» **Written instruction**: Scan the listing below and copy every line holding "name".
* Begin Data to process *
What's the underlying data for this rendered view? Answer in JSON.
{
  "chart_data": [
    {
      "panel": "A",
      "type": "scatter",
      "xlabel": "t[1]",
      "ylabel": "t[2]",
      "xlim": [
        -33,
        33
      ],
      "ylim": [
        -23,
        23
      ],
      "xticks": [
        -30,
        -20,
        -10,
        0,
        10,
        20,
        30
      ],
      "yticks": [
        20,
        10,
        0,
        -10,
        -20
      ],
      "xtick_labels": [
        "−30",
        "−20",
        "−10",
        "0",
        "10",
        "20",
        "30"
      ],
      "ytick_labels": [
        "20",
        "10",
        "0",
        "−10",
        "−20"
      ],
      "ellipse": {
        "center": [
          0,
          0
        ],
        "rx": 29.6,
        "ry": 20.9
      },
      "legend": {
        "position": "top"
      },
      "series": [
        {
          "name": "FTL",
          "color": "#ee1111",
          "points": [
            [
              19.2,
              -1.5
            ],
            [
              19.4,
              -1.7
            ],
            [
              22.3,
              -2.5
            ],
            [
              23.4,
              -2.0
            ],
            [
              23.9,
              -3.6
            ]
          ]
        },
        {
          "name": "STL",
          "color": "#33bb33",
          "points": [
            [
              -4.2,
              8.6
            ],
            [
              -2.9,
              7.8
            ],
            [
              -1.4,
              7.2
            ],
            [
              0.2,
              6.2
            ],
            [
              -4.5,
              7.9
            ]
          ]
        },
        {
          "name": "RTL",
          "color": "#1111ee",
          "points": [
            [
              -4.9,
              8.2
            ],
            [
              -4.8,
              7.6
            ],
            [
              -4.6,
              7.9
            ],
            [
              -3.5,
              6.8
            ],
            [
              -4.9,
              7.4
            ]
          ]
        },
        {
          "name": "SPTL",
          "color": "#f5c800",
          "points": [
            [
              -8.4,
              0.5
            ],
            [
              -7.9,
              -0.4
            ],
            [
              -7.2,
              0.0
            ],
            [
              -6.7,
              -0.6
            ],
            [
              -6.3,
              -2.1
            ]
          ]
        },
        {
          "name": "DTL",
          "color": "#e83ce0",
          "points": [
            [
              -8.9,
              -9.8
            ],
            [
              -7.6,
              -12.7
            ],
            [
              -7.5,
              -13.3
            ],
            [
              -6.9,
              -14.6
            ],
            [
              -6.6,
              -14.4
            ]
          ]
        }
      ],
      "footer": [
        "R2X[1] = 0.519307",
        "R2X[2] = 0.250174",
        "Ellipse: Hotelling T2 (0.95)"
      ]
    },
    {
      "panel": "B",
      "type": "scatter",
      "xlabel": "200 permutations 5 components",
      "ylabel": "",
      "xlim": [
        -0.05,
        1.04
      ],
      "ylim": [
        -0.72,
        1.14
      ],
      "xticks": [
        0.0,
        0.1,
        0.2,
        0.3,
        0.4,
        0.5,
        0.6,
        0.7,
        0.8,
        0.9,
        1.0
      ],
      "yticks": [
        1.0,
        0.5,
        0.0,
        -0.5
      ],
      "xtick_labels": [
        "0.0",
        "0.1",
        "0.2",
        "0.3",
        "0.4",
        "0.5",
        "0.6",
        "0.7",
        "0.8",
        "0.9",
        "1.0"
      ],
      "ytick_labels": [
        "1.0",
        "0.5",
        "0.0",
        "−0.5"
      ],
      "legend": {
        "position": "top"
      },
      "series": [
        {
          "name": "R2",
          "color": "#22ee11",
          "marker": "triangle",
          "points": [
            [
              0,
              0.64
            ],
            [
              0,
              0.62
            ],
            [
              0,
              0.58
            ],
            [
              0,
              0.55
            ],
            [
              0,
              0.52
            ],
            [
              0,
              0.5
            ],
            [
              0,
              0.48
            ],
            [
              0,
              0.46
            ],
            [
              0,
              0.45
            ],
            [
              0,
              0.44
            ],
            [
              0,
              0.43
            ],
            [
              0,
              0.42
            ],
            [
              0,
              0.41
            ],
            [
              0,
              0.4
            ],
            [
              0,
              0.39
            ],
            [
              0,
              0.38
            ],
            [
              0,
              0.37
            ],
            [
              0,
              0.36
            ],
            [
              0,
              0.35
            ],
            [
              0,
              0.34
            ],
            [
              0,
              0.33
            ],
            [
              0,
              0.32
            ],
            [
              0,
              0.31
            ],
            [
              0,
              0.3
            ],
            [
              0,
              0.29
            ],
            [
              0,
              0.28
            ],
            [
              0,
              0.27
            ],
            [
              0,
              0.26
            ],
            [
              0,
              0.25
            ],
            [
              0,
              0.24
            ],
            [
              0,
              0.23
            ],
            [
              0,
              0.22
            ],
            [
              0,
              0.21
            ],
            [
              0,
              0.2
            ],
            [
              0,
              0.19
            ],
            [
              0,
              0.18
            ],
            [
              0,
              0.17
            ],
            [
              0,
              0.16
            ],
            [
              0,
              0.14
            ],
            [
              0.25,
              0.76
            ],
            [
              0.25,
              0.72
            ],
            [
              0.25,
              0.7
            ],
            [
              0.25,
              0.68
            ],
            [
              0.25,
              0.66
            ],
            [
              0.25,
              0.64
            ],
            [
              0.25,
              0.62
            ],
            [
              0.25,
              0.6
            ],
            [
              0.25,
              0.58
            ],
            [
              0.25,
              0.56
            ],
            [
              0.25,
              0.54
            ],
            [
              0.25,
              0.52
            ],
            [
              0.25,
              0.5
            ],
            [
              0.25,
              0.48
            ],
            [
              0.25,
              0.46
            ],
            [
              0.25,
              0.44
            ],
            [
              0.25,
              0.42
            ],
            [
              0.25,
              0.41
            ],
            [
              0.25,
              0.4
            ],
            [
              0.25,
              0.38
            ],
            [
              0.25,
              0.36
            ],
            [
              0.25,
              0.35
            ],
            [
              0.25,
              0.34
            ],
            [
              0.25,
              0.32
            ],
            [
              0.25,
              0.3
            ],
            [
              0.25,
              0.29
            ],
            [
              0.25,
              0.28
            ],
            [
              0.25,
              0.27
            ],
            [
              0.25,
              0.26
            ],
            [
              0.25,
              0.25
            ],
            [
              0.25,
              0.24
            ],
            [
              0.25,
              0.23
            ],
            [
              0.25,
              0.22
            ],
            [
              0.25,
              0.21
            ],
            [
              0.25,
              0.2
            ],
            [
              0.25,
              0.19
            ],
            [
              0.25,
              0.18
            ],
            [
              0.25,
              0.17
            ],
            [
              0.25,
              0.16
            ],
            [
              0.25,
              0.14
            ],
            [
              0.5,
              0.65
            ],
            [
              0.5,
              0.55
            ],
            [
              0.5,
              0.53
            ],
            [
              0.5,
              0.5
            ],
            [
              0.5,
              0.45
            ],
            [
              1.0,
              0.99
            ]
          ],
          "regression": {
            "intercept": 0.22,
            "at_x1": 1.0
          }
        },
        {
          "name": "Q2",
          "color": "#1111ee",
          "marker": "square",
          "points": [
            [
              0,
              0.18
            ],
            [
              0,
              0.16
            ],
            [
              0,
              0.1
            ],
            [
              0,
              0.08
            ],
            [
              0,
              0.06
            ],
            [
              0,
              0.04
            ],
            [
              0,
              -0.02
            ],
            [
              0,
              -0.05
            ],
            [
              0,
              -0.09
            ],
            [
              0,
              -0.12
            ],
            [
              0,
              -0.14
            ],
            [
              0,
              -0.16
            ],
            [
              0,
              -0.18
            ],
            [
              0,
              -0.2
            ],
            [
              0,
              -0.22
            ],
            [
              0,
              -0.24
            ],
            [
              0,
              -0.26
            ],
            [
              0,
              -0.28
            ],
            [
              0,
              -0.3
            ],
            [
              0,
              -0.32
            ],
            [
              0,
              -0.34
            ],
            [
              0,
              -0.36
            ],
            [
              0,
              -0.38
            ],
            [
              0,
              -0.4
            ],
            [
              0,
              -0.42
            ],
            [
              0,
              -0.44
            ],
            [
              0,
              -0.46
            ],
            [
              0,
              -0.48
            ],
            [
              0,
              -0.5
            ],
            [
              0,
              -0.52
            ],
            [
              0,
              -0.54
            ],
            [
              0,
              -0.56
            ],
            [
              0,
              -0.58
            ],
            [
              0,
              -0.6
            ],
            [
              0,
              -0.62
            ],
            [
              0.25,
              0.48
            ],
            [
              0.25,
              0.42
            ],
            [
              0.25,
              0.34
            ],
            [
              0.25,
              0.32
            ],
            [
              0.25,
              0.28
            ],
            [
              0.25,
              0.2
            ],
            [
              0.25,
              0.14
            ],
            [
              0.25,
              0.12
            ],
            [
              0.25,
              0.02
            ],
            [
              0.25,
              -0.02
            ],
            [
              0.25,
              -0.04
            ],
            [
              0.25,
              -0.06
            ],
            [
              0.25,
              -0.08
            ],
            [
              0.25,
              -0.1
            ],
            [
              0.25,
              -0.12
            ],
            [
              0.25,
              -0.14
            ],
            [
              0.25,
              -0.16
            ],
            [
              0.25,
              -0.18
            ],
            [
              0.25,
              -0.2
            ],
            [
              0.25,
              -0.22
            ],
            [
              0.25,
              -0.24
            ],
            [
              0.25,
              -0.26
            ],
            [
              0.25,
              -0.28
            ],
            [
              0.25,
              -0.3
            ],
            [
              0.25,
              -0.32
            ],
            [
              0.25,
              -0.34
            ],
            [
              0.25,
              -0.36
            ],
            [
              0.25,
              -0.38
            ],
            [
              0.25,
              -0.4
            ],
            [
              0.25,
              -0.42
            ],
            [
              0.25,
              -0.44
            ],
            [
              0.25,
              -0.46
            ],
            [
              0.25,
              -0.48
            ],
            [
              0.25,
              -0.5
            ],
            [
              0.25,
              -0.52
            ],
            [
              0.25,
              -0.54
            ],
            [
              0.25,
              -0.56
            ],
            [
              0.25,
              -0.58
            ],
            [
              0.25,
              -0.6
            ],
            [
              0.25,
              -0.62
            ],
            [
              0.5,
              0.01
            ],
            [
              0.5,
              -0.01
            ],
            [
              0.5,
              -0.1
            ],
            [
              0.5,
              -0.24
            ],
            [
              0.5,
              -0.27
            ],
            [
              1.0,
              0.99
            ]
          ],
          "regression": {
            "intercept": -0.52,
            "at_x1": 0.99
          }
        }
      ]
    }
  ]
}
* End Data to process *
» **Written response**:
          "name": "FTL",
          "name": "STL",
          "name": "RTL",
          "name": "SPTL",
          "name": "DTL",
          "name": "R2",
          "name": "Q2",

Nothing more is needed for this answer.